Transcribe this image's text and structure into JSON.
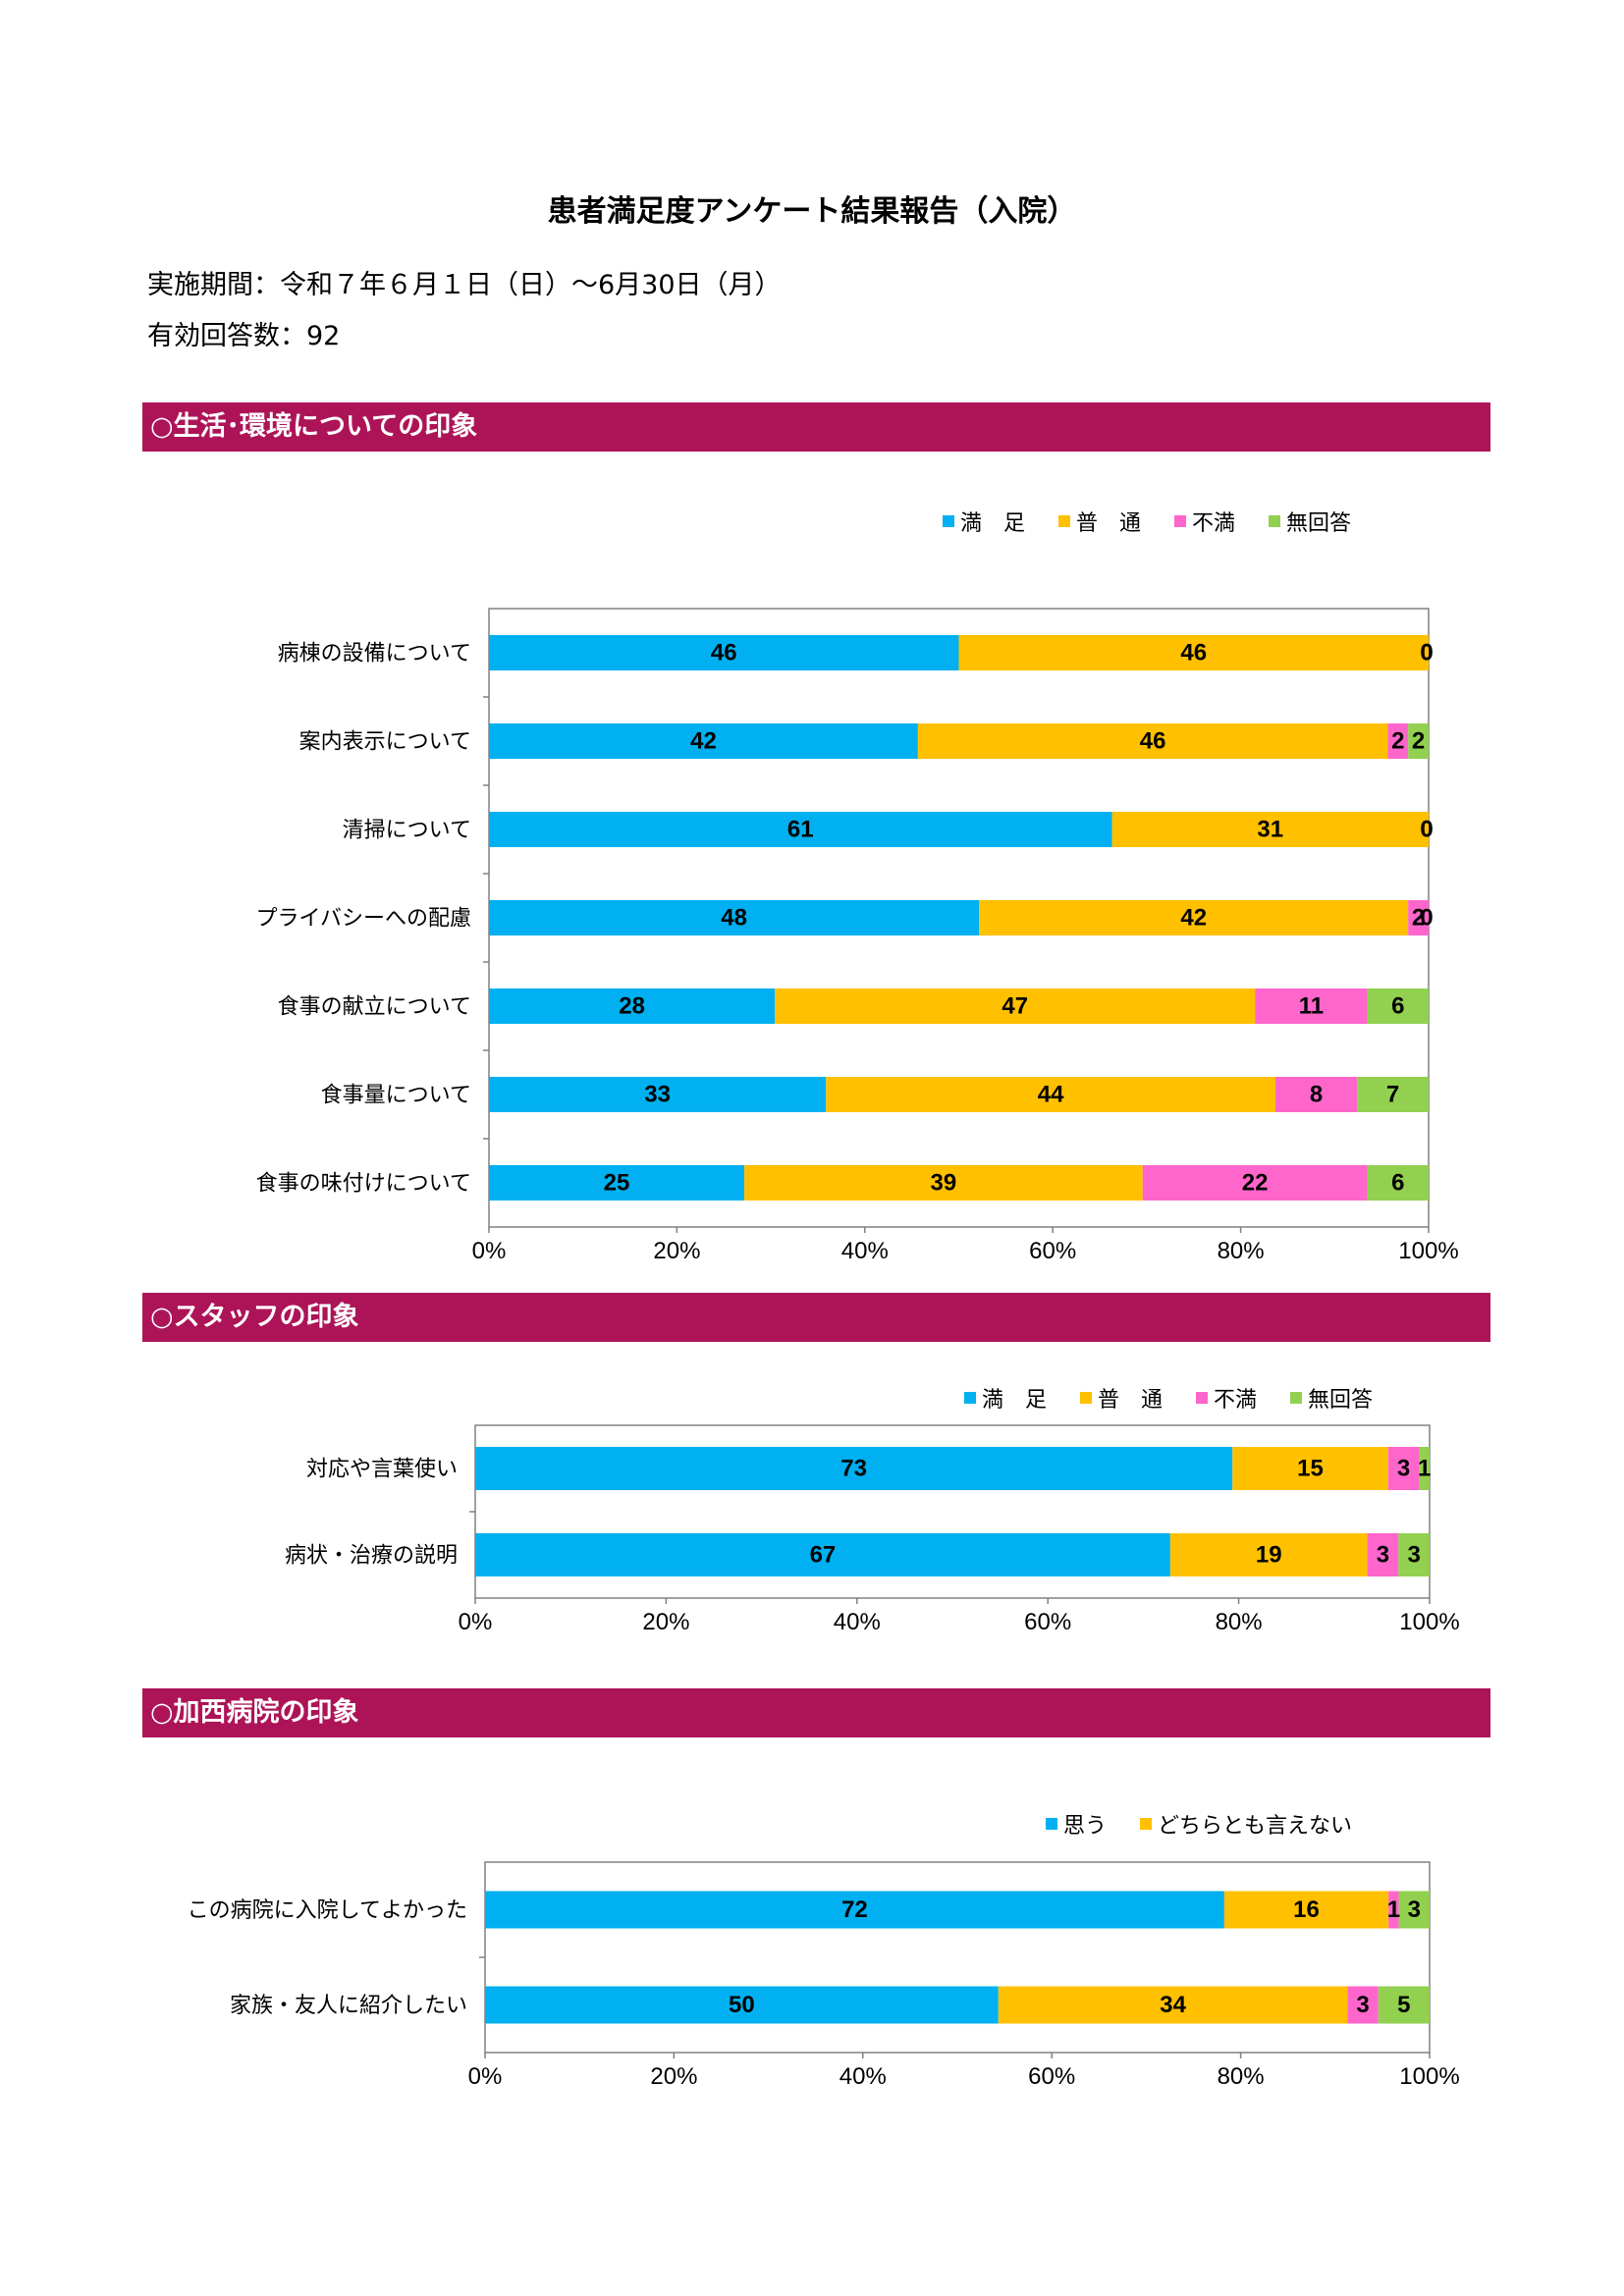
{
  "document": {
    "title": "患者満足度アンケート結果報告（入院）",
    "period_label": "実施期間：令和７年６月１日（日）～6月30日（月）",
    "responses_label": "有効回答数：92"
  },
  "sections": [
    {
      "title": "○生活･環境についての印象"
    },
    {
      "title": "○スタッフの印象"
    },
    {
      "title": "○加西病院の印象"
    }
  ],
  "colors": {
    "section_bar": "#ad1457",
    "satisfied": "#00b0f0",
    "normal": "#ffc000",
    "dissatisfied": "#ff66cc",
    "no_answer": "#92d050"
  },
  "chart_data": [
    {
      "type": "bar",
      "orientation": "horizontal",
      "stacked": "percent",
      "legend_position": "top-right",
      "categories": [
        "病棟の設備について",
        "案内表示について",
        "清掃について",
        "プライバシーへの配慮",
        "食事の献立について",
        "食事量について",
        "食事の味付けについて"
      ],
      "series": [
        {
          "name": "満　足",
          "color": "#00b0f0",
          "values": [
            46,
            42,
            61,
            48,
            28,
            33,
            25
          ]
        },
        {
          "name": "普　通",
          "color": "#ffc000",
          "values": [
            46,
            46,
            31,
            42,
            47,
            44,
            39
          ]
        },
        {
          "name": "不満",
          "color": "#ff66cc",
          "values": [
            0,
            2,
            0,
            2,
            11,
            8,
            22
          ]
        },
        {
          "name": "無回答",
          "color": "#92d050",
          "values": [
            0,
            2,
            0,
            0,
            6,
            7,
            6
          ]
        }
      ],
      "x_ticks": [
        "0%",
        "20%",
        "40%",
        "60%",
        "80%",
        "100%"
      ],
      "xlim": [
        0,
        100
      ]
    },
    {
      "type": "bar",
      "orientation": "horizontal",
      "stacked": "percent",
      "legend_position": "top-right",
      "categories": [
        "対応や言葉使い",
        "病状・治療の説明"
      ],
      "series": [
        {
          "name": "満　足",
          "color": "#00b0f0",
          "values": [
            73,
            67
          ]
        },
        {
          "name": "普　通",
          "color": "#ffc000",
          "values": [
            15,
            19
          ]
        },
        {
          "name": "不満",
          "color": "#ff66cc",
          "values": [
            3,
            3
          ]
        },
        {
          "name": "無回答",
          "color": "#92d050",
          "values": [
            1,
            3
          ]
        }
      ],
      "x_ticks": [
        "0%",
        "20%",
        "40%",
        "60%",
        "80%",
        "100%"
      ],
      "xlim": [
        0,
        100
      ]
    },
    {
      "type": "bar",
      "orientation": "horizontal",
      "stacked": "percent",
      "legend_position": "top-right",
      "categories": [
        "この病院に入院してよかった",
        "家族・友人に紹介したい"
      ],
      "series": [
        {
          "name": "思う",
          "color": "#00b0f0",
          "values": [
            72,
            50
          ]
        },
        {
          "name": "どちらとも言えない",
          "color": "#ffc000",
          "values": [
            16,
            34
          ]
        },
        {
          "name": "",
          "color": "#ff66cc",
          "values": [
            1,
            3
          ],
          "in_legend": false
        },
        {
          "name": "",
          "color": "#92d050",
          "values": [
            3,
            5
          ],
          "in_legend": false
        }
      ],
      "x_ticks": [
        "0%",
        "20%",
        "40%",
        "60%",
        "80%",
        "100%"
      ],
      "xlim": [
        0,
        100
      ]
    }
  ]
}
※ ※ ※
Goal - Leave the pictures out and write out every entry exactly as given.

Problem solution -
Transcribe this image's text and structure into JSON.
{
  "document": {
    "title": "患者満足度アンケート結果報告（入院）",
    "period_label": "実施期間：令和７年６月１日（日）～6月30日（月）",
    "responses_label": "有効回答数：92"
  },
  "sections": [
    {
      "title": "○生活･環境についての印象"
    },
    {
      "title": "○スタッフの印象"
    },
    {
      "title": "○加西病院の印象"
    }
  ],
  "colors": {
    "section_bar": "#ad1457",
    "satisfied": "#00b0f0",
    "normal": "#ffc000",
    "dissatisfied": "#ff66cc",
    "no_answer": "#92d050"
  },
  "chart_data": [
    {
      "type": "bar",
      "orientation": "horizontal",
      "stacked": "percent",
      "legend_position": "top-right",
      "categories": [
        "病棟の設備について",
        "案内表示について",
        "清掃について",
        "プライバシーへの配慮",
        "食事の献立について",
        "食事量について",
        "食事の味付けについて"
      ],
      "series": [
        {
          "name": "満　足",
          "color": "#00b0f0",
          "values": [
            46,
            42,
            61,
            48,
            28,
            33,
            25
          ]
        },
        {
          "name": "普　通",
          "color": "#ffc000",
          "values": [
            46,
            46,
            31,
            42,
            47,
            44,
            39
          ]
        },
        {
          "name": "不満",
          "color": "#ff66cc",
          "values": [
            0,
            2,
            0,
            2,
            11,
            8,
            22
          ]
        },
        {
          "name": "無回答",
          "color": "#92d050",
          "values": [
            0,
            2,
            0,
            0,
            6,
            7,
            6
          ]
        }
      ],
      "x_ticks": [
        "0%",
        "20%",
        "40%",
        "60%",
        "80%",
        "100%"
      ],
      "xlim": [
        0,
        100
      ]
    },
    {
      "type": "bar",
      "orientation": "horizontal",
      "stacked": "percent",
      "legend_position": "top-right",
      "categories": [
        "対応や言葉使い",
        "病状・治療の説明"
      ],
      "series": [
        {
          "name": "満　足",
          "color": "#00b0f0",
          "values": [
            73,
            67
          ]
        },
        {
          "name": "普　通",
          "color": "#ffc000",
          "values": [
            15,
            19
          ]
        },
        {
          "name": "不満",
          "color": "#ff66cc",
          "values": [
            3,
            3
          ]
        },
        {
          "name": "無回答",
          "color": "#92d050",
          "values": [
            1,
            3
          ]
        }
      ],
      "x_ticks": [
        "0%",
        "20%",
        "40%",
        "60%",
        "80%",
        "100%"
      ],
      "xlim": [
        0,
        100
      ]
    },
    {
      "type": "bar",
      "orientation": "horizontal",
      "stacked": "percent",
      "legend_position": "top-right",
      "categories": [
        "この病院に入院してよかった",
        "家族・友人に紹介したい"
      ],
      "series": [
        {
          "name": "思う",
          "color": "#00b0f0",
          "values": [
            72,
            50
          ]
        },
        {
          "name": "どちらとも言えない",
          "color": "#ffc000",
          "values": [
            16,
            34
          ]
        },
        {
          "name": "",
          "color": "#ff66cc",
          "values": [
            1,
            3
          ],
          "in_legend": false
        },
        {
          "name": "",
          "color": "#92d050",
          "values": [
            3,
            5
          ],
          "in_legend": false
        }
      ],
      "x_ticks": [
        "0%",
        "20%",
        "40%",
        "60%",
        "80%",
        "100%"
      ],
      "xlim": [
        0,
        100
      ]
    }
  ]
}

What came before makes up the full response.